Stated task:
Repeat each record exactly as written, and drop any images.

====== Material supplied

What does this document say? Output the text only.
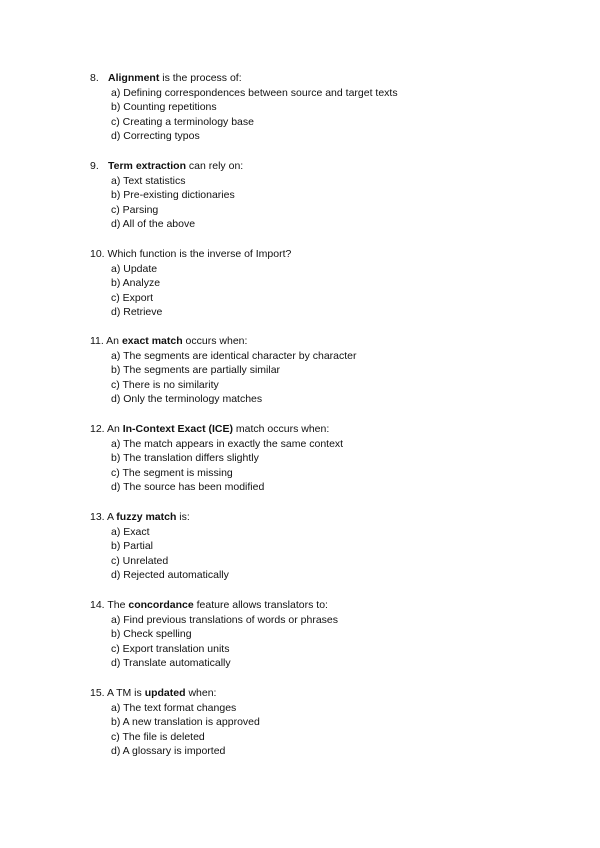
8. Alignment is the process of:
a) Defining correspondences between source and target texts
b) Counting repetitions
c) Creating a terminology base
d) Correcting typos
9. Term extraction can rely on:
a) Text statistics
b) Pre-existing dictionaries
c) Parsing
d) All of the above
10. Which function is the inverse of Import?
a) Update
b) Analyze
c) Export
d) Retrieve
11. An exact match occurs when:
a) The segments are identical character by character
b) The segments are partially similar
c) There is no similarity
d) Only the terminology matches
12. An In-Context Exact (ICE) match occurs when:
a) The match appears in exactly the same context
b) The translation differs slightly
c) The segment is missing
d) The source has been modified
13. A fuzzy match is:
a) Exact
b) Partial
c) Unrelated
d) Rejected automatically
14. The concordance feature allows translators to:
a) Find previous translations of words or phrases
b) Check spelling
c) Export translation units
d) Translate automatically
15. A TM is updated when:
a) The text format changes
b) A new translation is approved
c) The file is deleted
d) A glossary is imported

============

The output:
What does this document say? Output the text only.
8. Alignment is the process of:
a) Defining correspondences between source and target texts
b) Counting repetitions
c) Creating a terminology base
d) Correcting typos
9. Term extraction can rely on:
a) Text statistics
b) Pre-existing dictionaries
c) Parsing
d) All of the above
10. Which function is the inverse of Import?
a) Update
b) Analyze
c) Export
d) Retrieve
11. An exact match occurs when:
a) The segments are identical character by character
b) The segments are partially similar
c) There is no similarity
d) Only the terminology matches
12. An In-Context Exact (ICE) match occurs when:
a) The match appears in exactly the same context
b) The translation differs slightly
c) The segment is missing
d) The source has been modified
13. A fuzzy match is:
a) Exact
b) Partial
c) Unrelated
d) Rejected automatically
14. The concordance feature allows translators to:
a) Find previous translations of words or phrases
b) Check spelling
c) Export translation units
d) Translate automatically
15. A TM is updated when:
a) The text format changes
b) A new translation is approved
c) The file is deleted
d) A glossary is imported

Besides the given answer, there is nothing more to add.